- The request -
Pick out all lines in the listing holding the string "боль" and copy them.

## begin Data in this exercise

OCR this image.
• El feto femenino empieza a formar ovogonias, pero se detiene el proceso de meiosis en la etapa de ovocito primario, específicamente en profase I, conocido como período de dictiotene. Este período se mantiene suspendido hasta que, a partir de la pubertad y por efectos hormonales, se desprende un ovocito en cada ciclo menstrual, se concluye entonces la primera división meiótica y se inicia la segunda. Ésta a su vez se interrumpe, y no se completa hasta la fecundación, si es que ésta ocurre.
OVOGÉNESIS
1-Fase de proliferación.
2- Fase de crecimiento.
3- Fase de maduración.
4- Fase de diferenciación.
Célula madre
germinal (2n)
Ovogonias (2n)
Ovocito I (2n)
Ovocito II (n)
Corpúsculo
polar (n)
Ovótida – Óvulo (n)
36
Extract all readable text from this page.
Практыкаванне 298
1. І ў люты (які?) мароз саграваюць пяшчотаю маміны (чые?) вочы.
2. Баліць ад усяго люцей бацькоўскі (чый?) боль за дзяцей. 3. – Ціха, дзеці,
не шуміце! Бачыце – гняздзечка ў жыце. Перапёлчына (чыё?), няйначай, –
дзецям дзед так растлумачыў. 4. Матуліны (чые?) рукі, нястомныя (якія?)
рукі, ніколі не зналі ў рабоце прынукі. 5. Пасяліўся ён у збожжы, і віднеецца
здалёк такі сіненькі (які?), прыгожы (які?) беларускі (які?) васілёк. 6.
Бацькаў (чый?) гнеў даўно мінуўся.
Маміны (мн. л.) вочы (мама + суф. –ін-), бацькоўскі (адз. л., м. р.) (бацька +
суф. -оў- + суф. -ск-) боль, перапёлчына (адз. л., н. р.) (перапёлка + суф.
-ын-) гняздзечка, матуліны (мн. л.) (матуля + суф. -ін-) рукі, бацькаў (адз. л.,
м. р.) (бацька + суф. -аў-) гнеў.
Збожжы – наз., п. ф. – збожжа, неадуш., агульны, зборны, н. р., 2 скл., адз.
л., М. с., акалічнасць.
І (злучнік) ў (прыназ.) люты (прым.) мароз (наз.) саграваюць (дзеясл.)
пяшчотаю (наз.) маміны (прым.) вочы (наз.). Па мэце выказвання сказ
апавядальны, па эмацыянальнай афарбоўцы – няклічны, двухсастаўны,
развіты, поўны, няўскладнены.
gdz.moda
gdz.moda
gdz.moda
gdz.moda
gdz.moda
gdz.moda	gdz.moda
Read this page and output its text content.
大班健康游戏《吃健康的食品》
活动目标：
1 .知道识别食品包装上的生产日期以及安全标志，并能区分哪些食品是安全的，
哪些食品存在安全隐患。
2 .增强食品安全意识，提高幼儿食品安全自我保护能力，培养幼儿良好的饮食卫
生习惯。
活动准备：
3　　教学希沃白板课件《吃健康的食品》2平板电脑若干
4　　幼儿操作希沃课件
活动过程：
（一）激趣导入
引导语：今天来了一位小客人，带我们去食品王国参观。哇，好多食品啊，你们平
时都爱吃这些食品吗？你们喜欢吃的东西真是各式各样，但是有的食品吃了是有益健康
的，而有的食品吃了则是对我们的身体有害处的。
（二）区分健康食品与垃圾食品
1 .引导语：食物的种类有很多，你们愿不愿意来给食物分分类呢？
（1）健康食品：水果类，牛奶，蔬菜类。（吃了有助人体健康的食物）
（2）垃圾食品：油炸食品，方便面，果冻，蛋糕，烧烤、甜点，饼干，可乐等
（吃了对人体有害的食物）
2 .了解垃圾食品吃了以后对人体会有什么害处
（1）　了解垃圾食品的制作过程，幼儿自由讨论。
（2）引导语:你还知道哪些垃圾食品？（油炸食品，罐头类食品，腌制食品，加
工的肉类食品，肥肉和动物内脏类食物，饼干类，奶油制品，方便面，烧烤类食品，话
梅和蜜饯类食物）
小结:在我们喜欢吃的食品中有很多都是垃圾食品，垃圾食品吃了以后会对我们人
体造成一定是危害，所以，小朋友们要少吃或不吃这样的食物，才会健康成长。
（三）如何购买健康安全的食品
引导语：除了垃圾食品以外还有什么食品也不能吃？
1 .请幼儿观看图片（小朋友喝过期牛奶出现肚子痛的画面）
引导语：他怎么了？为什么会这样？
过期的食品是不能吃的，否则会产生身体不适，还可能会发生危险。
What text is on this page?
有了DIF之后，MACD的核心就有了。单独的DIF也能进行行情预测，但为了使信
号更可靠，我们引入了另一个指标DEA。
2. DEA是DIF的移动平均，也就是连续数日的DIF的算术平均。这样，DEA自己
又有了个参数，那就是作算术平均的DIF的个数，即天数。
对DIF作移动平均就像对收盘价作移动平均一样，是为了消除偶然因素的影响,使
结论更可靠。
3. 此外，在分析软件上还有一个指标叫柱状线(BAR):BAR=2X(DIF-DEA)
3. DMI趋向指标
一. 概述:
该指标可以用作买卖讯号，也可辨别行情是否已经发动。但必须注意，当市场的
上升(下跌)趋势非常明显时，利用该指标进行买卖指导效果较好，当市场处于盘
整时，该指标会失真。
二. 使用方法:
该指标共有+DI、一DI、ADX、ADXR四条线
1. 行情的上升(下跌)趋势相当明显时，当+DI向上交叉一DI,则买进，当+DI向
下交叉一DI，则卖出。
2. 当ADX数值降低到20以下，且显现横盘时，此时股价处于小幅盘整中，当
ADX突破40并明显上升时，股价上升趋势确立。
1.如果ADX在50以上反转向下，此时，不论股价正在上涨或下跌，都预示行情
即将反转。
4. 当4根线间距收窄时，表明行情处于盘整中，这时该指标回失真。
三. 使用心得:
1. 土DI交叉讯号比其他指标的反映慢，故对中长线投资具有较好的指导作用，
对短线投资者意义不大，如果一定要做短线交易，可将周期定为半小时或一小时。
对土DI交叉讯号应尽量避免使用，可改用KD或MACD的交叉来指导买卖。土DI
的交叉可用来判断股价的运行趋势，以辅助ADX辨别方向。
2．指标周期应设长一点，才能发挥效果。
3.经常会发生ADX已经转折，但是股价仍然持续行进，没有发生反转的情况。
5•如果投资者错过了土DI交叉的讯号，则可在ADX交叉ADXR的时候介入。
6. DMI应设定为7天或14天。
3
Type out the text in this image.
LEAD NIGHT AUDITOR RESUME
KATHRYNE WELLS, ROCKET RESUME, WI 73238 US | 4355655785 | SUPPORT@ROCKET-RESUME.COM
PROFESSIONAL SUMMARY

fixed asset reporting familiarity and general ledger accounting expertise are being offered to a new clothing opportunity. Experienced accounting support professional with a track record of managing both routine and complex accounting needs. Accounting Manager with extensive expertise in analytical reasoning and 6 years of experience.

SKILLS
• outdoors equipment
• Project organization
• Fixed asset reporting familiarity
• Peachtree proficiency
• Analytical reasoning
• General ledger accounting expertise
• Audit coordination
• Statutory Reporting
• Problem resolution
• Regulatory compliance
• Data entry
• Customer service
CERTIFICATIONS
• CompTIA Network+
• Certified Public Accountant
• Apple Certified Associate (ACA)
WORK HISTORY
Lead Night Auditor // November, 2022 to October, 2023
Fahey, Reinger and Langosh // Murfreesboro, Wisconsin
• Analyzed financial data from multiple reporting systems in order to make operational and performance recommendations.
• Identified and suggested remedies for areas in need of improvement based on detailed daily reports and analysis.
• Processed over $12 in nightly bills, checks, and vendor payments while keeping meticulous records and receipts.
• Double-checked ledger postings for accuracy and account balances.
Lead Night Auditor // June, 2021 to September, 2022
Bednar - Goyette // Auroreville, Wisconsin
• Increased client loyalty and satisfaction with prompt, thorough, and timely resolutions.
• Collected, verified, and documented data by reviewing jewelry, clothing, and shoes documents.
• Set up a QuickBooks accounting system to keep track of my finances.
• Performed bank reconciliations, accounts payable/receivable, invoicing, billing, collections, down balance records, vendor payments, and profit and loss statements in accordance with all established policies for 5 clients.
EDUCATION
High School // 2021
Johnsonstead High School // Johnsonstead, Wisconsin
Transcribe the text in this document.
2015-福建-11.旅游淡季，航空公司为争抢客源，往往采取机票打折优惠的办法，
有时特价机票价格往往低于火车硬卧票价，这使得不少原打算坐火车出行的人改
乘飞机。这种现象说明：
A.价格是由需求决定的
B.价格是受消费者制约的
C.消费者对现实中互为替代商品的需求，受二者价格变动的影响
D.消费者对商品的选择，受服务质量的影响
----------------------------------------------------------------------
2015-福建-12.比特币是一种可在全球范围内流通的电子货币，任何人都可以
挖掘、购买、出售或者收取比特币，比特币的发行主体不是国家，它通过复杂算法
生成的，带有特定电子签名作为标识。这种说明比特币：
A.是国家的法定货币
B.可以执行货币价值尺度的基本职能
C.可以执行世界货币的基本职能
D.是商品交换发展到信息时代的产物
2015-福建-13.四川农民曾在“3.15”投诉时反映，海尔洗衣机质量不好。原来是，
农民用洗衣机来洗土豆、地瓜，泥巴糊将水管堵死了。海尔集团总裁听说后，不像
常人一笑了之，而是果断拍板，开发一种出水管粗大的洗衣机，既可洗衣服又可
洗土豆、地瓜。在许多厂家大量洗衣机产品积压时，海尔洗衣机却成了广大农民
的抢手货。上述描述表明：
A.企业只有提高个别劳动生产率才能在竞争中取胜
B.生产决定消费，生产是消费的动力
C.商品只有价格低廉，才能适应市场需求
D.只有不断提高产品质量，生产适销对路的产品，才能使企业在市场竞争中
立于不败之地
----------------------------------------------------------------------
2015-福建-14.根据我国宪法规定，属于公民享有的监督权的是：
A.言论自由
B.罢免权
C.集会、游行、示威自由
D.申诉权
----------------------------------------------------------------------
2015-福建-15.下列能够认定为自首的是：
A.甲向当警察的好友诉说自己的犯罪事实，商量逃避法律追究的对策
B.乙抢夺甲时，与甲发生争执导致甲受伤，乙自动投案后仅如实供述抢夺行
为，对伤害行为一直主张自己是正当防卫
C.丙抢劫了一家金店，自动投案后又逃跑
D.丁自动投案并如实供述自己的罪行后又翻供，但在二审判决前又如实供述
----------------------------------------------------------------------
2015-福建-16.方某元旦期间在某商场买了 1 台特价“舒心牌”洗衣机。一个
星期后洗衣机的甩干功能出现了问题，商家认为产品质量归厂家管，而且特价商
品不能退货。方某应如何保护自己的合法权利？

## end Data in this exercise

- Solution below -
2. Баліць ад усяго люцей бацькоўскі (чый?) боль за дзяцей. 3. – Ціха, дзеці,
суф. -оў- + суф. -ск-) боль, перапёлчына (адз. л., н. р.) (перапёлка + суф.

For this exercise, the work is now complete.